国分優作騎手が跨って北九州記念の最終追い切りを行ったサカジロロイヤル(撮影:井内利彰)
久しぶりにしっかりとした雨が降った栗東。17日の夜、そして19日の夜から20日にかけては土砂降りといってよいくらいの雨量で、運動場には大きな水たまりができるくらい。この影響を受けて、ウッドチップ馬場は走りにくくなると思われたが、実際には速い時計が出ており、むしろチップが締まって走りやすいくらいなのかも知れない。
気温に関しては、朝晩が特に涼しい。日中、日が昇ると気温も上昇するが、それでもひと頃の暑さではない感じ。これから徐々に涼しくなっていくようであれば、競走馬にとっても、馬に携わる人にとっても過ごしやすい環境となるだろう。
【坂路/4F51.9秒】
19日。一番時計は4F50.1秒のオンザロックス(栗東・森秀行厩舎)。2歳新馬だから、この数字がこのクラスで図抜けていることは間違いないが、4F50秒台が他に4頭いたことを考えると、走りやすい馬場ということだろう。

§ **元データ**:
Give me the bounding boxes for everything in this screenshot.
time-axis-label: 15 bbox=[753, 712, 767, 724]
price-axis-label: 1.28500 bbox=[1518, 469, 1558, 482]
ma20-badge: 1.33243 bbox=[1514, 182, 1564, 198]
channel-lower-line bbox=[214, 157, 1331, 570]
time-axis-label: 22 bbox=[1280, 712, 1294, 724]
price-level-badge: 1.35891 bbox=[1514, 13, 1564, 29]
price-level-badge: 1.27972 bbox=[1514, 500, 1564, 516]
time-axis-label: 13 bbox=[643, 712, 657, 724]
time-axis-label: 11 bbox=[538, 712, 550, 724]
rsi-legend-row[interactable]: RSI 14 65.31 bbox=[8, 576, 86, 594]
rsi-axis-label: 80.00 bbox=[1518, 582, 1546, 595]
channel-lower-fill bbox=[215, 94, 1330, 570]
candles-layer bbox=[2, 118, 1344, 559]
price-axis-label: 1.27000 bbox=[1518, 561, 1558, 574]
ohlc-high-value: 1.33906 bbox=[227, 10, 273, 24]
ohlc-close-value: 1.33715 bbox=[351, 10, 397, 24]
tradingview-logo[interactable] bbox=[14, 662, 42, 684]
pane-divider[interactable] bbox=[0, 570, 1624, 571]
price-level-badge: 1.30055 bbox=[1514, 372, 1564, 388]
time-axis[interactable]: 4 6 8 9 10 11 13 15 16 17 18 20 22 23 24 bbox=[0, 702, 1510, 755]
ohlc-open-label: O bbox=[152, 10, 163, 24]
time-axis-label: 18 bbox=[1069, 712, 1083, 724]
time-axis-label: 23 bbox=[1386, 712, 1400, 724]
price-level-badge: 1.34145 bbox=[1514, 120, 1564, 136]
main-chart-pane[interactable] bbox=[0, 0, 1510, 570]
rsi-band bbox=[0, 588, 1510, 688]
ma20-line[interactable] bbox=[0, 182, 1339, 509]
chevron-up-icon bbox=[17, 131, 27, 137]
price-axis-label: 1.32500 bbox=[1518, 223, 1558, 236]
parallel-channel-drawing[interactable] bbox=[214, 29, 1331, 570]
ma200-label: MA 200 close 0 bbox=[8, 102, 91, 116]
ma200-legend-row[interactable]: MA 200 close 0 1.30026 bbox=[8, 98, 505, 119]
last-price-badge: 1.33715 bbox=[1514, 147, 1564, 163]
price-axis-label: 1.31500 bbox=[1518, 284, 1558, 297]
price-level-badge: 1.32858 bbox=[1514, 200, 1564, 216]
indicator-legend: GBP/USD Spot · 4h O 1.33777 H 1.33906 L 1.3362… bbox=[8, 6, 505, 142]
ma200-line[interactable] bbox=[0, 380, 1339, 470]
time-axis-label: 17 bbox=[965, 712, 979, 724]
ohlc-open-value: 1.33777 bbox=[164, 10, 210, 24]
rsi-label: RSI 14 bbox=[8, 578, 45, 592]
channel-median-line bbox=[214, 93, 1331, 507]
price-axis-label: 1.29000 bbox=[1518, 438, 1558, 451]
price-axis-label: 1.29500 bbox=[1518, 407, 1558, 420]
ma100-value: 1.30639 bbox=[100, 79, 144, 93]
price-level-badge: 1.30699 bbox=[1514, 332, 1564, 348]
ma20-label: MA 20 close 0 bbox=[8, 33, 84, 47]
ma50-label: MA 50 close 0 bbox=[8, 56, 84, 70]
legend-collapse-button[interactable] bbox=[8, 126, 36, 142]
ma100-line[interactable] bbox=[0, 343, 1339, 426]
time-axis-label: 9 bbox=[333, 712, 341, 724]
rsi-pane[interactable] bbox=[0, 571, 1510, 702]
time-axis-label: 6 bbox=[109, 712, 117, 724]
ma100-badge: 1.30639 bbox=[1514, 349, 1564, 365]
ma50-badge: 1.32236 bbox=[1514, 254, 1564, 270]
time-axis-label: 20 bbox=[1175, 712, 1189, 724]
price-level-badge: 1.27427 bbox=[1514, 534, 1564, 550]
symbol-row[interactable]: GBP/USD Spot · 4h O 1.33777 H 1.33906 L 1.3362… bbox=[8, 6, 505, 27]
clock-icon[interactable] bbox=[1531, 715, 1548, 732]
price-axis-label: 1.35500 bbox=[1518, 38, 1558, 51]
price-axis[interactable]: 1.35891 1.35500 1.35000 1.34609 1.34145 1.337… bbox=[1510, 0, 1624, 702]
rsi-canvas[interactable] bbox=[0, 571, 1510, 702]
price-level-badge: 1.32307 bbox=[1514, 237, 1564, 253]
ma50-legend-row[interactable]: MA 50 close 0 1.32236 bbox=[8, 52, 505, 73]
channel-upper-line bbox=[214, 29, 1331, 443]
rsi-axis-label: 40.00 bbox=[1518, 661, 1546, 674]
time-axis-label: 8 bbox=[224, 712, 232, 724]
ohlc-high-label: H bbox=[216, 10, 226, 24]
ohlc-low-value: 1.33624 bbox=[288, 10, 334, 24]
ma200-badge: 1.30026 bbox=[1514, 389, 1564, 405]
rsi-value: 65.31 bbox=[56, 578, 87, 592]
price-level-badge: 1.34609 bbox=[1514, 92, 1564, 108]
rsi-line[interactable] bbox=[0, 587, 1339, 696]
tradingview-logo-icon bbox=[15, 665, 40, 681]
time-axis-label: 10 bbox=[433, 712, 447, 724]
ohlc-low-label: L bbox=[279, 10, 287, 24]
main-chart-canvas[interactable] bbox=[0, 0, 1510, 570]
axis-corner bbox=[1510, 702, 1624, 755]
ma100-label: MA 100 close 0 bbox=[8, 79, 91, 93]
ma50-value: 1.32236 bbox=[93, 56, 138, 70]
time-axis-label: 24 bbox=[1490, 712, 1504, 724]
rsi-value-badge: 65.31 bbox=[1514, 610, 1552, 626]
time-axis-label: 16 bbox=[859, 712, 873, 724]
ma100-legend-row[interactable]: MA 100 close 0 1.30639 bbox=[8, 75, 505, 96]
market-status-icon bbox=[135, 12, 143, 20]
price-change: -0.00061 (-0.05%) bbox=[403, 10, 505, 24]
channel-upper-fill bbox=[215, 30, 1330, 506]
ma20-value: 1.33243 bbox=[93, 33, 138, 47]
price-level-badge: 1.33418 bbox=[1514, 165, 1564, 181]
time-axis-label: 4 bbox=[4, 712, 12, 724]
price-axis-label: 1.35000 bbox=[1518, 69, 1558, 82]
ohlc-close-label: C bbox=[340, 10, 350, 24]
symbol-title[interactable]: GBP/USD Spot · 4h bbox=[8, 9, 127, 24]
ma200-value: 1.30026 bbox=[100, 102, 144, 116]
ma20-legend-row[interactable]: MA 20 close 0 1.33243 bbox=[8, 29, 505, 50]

§ **練習問題**:
1. 次の(a)〜(c)が本文の内容と合っているかどうかを、「はい」か「いいえ」で答えてください。判断の根拠となる本文の語句もそのまま引用してください。
(a) 雨の影響で、ウッドチップ馬場では遅い時計しか出なかった。
(b) 19日の坂路の一番時計を出したのは2歳新馬だった。
(c) 19日の坂路で4F50秒台を出したのはオンザロックスだけだった。
2. 本文のうち、「国分優作騎手が跨って北九州記」から始まり「すいくらいなのかも知れない。」で終わる部分をそのまま抜き出してください。

§ **問題別の解答**:
1.
(a) いいえ。「実際には速い時計が出ており」
(b) はい。「2歳新馬だから、この数字がこのクラスで図抜けていることは間違いない」
(c) いいえ。「4F50秒台が他に4頭いた」

2.
国分優作騎手が跨って北九州記念の最終追い切りを行ったサカジロロイヤル(撮影:井内利彰)
久しぶりにしっかりとした雨が降った栗東。17日の夜、そして19日の夜から20日にかけては土砂降りといってよいくらいの雨量で、運動場には大きな水たまりができるくらい。この影響を受けて、ウッドチップ馬場は走りにくくなると思われたが、実際には速い時計が出ており、むしろチップが締まって走りやすいくらいなのかも知れない。